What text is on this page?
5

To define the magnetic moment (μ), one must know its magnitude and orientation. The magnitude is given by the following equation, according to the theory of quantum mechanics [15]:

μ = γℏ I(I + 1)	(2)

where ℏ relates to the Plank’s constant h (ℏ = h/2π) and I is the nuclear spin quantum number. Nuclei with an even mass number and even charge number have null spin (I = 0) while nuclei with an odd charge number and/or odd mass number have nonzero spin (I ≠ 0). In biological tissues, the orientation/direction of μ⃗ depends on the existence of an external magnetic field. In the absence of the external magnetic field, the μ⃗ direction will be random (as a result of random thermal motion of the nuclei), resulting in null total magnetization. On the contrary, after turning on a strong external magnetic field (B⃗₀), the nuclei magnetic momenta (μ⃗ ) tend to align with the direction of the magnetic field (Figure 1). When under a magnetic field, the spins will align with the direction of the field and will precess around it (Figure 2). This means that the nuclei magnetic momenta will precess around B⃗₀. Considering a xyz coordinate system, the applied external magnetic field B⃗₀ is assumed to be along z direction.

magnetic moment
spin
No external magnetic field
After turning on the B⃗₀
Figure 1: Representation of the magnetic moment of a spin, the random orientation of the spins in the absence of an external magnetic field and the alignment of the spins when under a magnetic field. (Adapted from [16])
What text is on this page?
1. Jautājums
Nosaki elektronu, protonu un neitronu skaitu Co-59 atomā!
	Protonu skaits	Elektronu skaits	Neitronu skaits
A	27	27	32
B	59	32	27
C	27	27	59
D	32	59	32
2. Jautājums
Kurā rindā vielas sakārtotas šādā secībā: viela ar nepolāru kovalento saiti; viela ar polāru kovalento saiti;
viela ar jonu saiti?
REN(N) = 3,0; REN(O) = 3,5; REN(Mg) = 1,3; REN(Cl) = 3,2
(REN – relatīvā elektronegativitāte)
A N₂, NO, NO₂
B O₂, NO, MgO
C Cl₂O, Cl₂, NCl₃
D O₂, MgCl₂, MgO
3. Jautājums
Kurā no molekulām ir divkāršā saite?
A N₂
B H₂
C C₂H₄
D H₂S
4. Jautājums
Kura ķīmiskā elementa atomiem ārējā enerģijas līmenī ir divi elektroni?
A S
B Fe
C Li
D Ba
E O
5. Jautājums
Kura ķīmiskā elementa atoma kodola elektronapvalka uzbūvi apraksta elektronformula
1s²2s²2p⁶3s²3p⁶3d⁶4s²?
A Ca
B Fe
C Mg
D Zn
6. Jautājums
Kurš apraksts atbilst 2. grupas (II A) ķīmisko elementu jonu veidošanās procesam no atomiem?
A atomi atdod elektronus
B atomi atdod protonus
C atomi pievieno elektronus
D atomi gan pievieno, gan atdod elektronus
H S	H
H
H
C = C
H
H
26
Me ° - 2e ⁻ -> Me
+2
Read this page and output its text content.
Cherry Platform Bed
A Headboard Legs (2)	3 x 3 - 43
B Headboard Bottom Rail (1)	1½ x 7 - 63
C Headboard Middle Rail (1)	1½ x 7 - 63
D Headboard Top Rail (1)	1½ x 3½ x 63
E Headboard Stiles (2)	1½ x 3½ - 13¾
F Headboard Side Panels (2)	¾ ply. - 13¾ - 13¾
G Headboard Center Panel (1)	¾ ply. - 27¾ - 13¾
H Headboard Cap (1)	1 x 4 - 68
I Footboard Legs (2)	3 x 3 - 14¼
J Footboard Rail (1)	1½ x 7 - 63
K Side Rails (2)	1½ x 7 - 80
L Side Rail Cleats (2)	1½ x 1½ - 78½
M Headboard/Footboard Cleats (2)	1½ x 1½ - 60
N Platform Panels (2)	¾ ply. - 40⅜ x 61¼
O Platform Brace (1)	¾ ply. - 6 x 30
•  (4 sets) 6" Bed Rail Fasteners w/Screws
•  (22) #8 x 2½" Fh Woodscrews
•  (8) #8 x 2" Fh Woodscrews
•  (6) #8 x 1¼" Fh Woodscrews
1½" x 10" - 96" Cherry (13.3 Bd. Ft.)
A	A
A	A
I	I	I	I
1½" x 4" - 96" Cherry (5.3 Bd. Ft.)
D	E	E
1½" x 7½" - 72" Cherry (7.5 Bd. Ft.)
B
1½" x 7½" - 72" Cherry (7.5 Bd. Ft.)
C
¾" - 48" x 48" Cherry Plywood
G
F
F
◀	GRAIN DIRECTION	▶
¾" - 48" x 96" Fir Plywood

######

Task goal> Determine how many lines of the data contain the word "random", and reply with that number only.

The output> 2